What you have to do – Exactly as written, please set down all of the entries again, with no pictures.

[begin Data supplied]

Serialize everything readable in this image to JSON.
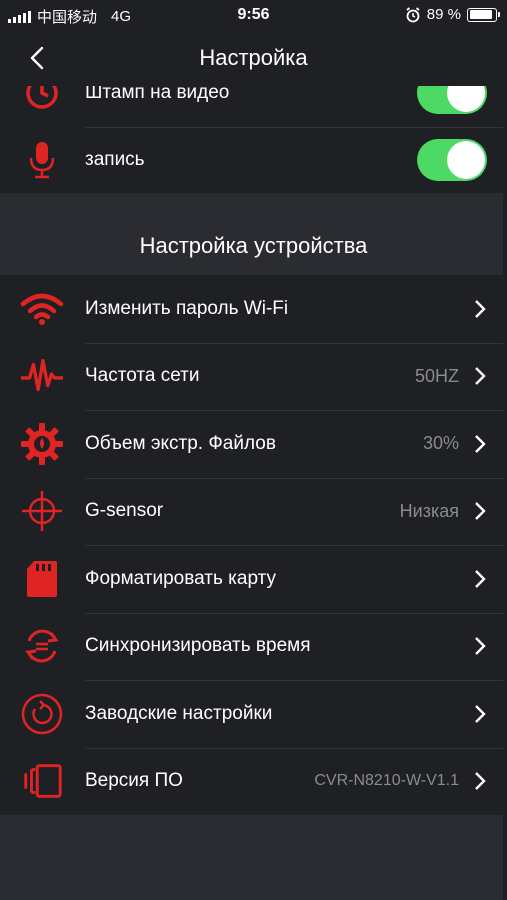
{
  "status": {
    "carrier": "中国移动",
    "network": "4G",
    "time": "9:56",
    "battery": "89 %",
    "battery_level": 0.89
  },
  "nav": {
    "title": "Настройка"
  },
  "top_group": [
    {
      "label": "Штамп на видео",
      "toggle_on": true,
      "icon": "clock-icon"
    },
    {
      "label": "запись",
      "toggle_on": true,
      "icon": "microphone-icon"
    }
  ],
  "section": {
    "title": "Настройка устройства"
  },
  "items": [
    {
      "label": "Изменить пароль Wi-Fi",
      "value": "",
      "icon": "wifi-icon"
    },
    {
      "label": "Частота сети",
      "value": "50HZ",
      "icon": "pulse-icon"
    },
    {
      "label": "Объем экстр. Файлов",
      "value": "30%",
      "icon": "gear-icon"
    },
    {
      "label": "G-sensor",
      "value": "Низкая",
      "icon": "crosshair-icon"
    },
    {
      "label": "Форматировать карту",
      "value": "",
      "icon": "sd-card-icon"
    },
    {
      "label": "Синхронизировать время",
      "value": "",
      "icon": "sync-icon"
    },
    {
      "label": "Заводские настройки",
      "value": "",
      "icon": "reset-icon"
    },
    {
      "label": "Версия ПО",
      "value": "CVR-N8210-W-V1.1",
      "icon": "device-icon"
    }
  ],
  "colors": {
    "accent": "#e02424",
    "toggle_on": "#4cd964",
    "background": "#2b2c31",
    "panel": "#1f2024"
  }
}
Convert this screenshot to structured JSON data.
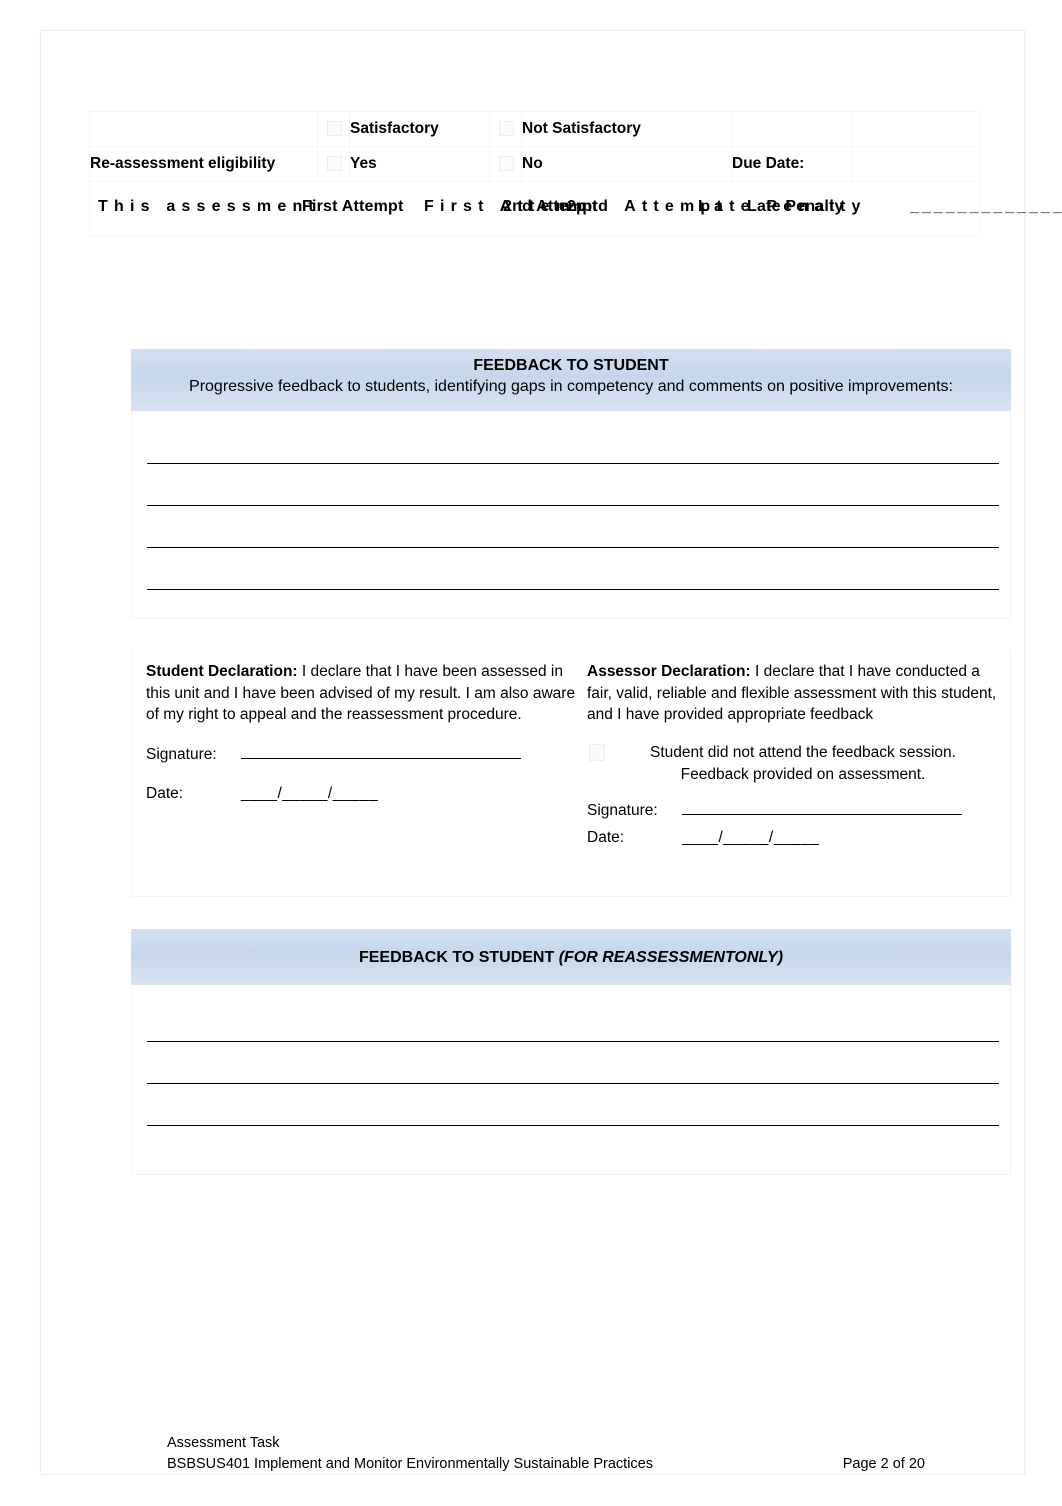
{
  "result_table": {
    "rows": [
      {
        "label": "",
        "options": [
          {
            "checkbox": "satisfactory-checkbox",
            "label": "Satisfactory"
          },
          {
            "checkbox": "not-satisfactory-checkbox",
            "label": "Not Satisfactory"
          }
        ],
        "trailing": ""
      },
      {
        "label": "Re-assessment eligibility",
        "options": [
          {
            "checkbox": "yes-checkbox",
            "label": "Yes"
          },
          {
            "checkbox": "no-checkbox",
            "label": "No"
          }
        ],
        "trailing": "Due Date:"
      }
    ],
    "attempt_row": {
      "lead_text": "This assessment",
      "first_attempt": "First Attempt",
      "second_attempt": "2nd Attempt",
      "late_penalty": "Late Penalty",
      "late_penalty_blank": "______________"
    }
  },
  "feedback_section": {
    "banner_title": "FEEDBACK TO STUDENT",
    "banner_subtitle": "Progressive feedback to students, identifying gaps in competency and comments on positive improvements:",
    "line_count": 4
  },
  "student_declaration": {
    "heading": "Student Declaration:",
    "body": " I declare that I have been assessed in this unit and I have been advised of my result.  I am also aware of my right to appeal and the reassessment procedure.",
    "signature_label": "Signature:",
    "date_label": "Date:",
    "date_blanks": "____/_____/_____"
  },
  "assessor_declaration": {
    "heading": "Assessor Declaration:",
    "body": " I declare that I have conducted a fair, valid, reliable and flexible assessment with this student, and I have provided appropriate feedback",
    "attend_note_line1": "Student did not attend the feedback session.",
    "attend_note_line2": "Feedback provided on assessment.",
    "signature_label": "Signature:",
    "date_label": "Date:",
    "date_blanks": "____/_____/_____"
  },
  "reassessment_section": {
    "banner_title": "FEEDBACK TO STUDENT ",
    "banner_title_italic": "(FOR REASSESSMENTONLY)",
    "line_count": 3
  },
  "footer": {
    "line1": "Assessment Task",
    "line2": "BSBSUS401 Implement and Monitor Environmentally Sustainable Practices",
    "page": "Page 2 of 20"
  },
  "colors": {
    "banner_blue": "#c6d6ec",
    "rule_black": "#000000"
  }
}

[end Data supplied]

Response below –
Serialize everything readable in this image to JSON.
{
  "status": {
    "carrier": "中国移动",
    "network": "4G",
    "time": "9:56",
    "battery": "89 %",
    "battery_level": 0.89
  },
  "nav": {
    "title": "Настройка"
  },
  "top_group": [
    {
      "label": "Штамп на видео",
      "toggle_on": true,
      "icon": "clock-icon"
    },
    {
      "label": "запись",
      "toggle_on": true,
      "icon": "microphone-icon"
    }
  ],
  "section": {
    "title": "Настройка устройства"
  },
  "items": [
    {
      "label": "Изменить пароль Wi-Fi",
      "value": "",
      "icon": "wifi-icon"
    },
    {
      "label": "Частота сети",
      "value": "50HZ",
      "icon": "pulse-icon"
    },
    {
      "label": "Объем экстр. Файлов",
      "value": "30%",
      "icon": "gear-icon"
    },
    {
      "label": "G-sensor",
      "value": "Низкая",
      "icon": "crosshair-icon"
    },
    {
      "label": "Форматировать карту",
      "value": "",
      "icon": "sd-card-icon"
    },
    {
      "label": "Синхронизировать время",
      "value": "",
      "icon": "sync-icon"
    },
    {
      "label": "Заводские настройки",
      "value": "",
      "icon": "reset-icon"
    },
    {
      "label": "Версия ПО",
      "value": "CVR-N8210-W-V1.1",
      "icon": "device-icon"
    }
  ],
  "colors": {
    "accent": "#e02424",
    "toggle_on": "#4cd964",
    "background": "#2b2c31",
    "panel": "#1f2024"
  }
}
Convert this screenshot to structured JSON data.
{
  "result_table": {
    "rows": [
      {
        "label": "",
        "options": [
          {
            "checkbox": "satisfactory-checkbox",
            "label": "Satisfactory"
          },
          {
            "checkbox": "not-satisfactory-checkbox",
            "label": "Not Satisfactory"
          }
        ],
        "trailing": ""
      },
      {
        "label": "Re-assessment eligibility",
        "options": [
          {
            "checkbox": "yes-checkbox",
            "label": "Yes"
          },
          {
            "checkbox": "no-checkbox",
            "label": "No"
          }
        ],
        "trailing": "Due Date:"
      }
    ],
    "attempt_row": {
      "lead_text": "This assessment",
      "first_attempt": "First Attempt",
      "second_attempt": "2nd Attempt",
      "late_penalty": "Late Penalty",
      "late_penalty_blank": "______________"
    }
  },
  "feedback_section": {
    "banner_title": "FEEDBACK TO STUDENT",
    "banner_subtitle": "Progressive feedback to students, identifying gaps in competency and comments on positive improvements:",
    "line_count": 4
  },
  "student_declaration": {
    "heading": "Student Declaration:",
    "body": " I declare that I have been assessed in this unit and I have been advised of my result.  I am also aware of my right to appeal and the reassessment procedure.",
    "signature_label": "Signature:",
    "date_label": "Date:",
    "date_blanks": "____/_____/_____"
  },
  "assessor_declaration": {
    "heading": "Assessor Declaration:",
    "body": " I declare that I have conducted a fair, valid, reliable and flexible assessment with this student, and I have provided appropriate feedback",
    "attend_note_line1": "Student did not attend the feedback session.",
    "attend_note_line2": "Feedback provided on assessment.",
    "signature_label": "Signature:",
    "date_label": "Date:",
    "date_blanks": "____/_____/_____"
  },
  "reassessment_section": {
    "banner_title": "FEEDBACK TO STUDENT ",
    "banner_title_italic": "(FOR REASSESSMENTONLY)",
    "line_count": 3
  },
  "footer": {
    "line1": "Assessment Task",
    "line2": "BSBSUS401 Implement and Monitor Environmentally Sustainable Practices",
    "page": "Page 2 of 20"
  },
  "colors": {
    "banner_blue": "#c6d6ec",
    "rule_black": "#000000"
  }
}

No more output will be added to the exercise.